Task objective: Replace every "Hispanics" with "Latinos" in the lines of the data below, changing nothing else, and leave the pictures out of your answer.

Data entries:
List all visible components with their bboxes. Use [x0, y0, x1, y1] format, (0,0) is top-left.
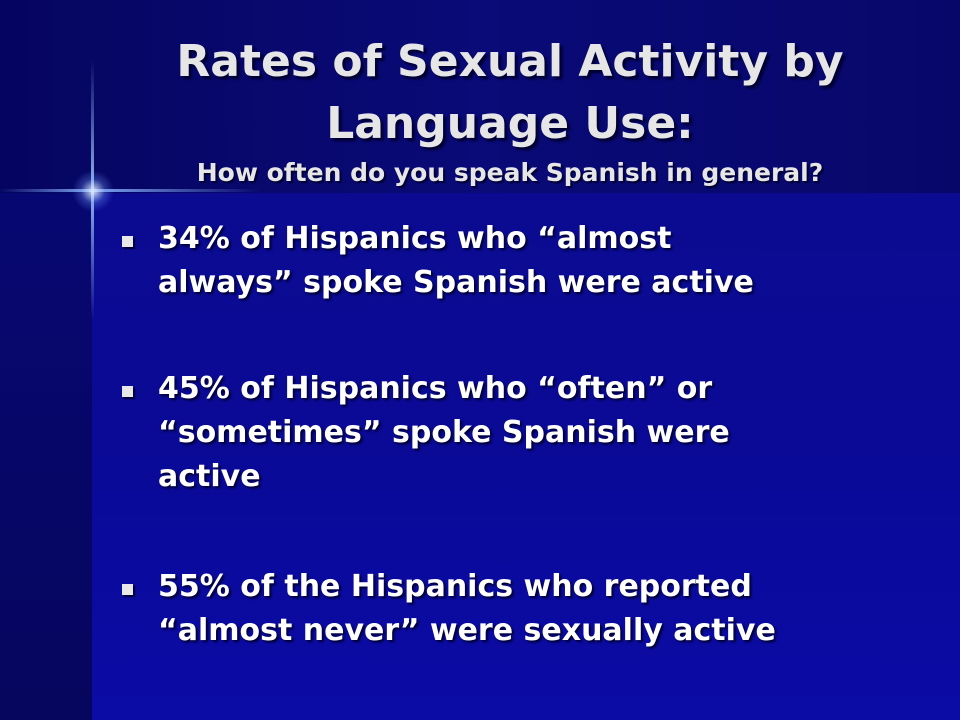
- title: Language Use:: [326, 98, 694, 149]
- title: Rates of Sexual Activity by: [176, 36, 844, 87]
- flare-glow: [72, 170, 114, 212]
- bullet-text: 45% of Hispanics who “often” or: [158, 371, 713, 406]
- bullet-text: “almost never” were sexually active: [158, 613, 776, 648]
- bullet-marker: [122, 584, 133, 595]
- top-band: [0, 0, 960, 193]
- subtitle: How often do you speak Spanish in genera…: [196, 158, 824, 187]
- bullet-text: always” spoke Spanish were active: [158, 265, 754, 300]
- left-band: [0, 193, 92, 720]
- bullet-text: 34% of Hispanics who “almost: [158, 221, 672, 256]
- flare: [0, 189, 260, 192]
- bullet-text: active: [158, 459, 261, 494]
- bullet-marker: [122, 236, 133, 247]
- bullet-text: “sometimes” spoke Spanish were: [158, 415, 730, 450]
- bullet-text: 55% of the Hispanics who reported: [158, 569, 752, 604]
- bullet-marker: [122, 386, 133, 397]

Result for this exercise:
List all visible components with their bboxes. Use [x0, y0, x1, y1] format, (0,0) is top-left.
- title: Language Use:: [326, 98, 694, 149]
- title: Rates of Sexual Activity by: [176, 36, 844, 87]
- flare-glow: [72, 170, 114, 212]
- bullet-text: 45% of Latinos who “often” or: [158, 371, 713, 406]
- bullet-text: “almost never” were sexually active: [158, 613, 776, 648]
- bullet-marker: [122, 584, 133, 595]
- top-band: [0, 0, 960, 193]
- subtitle: How often do you speak Spanish in genera…: [196, 158, 824, 187]
- bullet-text: always” spoke Spanish were active: [158, 265, 754, 300]
- left-band: [0, 193, 92, 720]
- bullet-text: 34% of Latinos who “almost: [158, 221, 672, 256]
- flare: [0, 189, 260, 192]
- bullet-text: active: [158, 459, 261, 494]
- bullet-marker: [122, 236, 133, 247]
- bullet-text: “sometimes” spoke Spanish were: [158, 415, 730, 450]
- bullet-text: 55% of the Latinos who reported: [158, 569, 752, 604]
- bullet-marker: [122, 386, 133, 397]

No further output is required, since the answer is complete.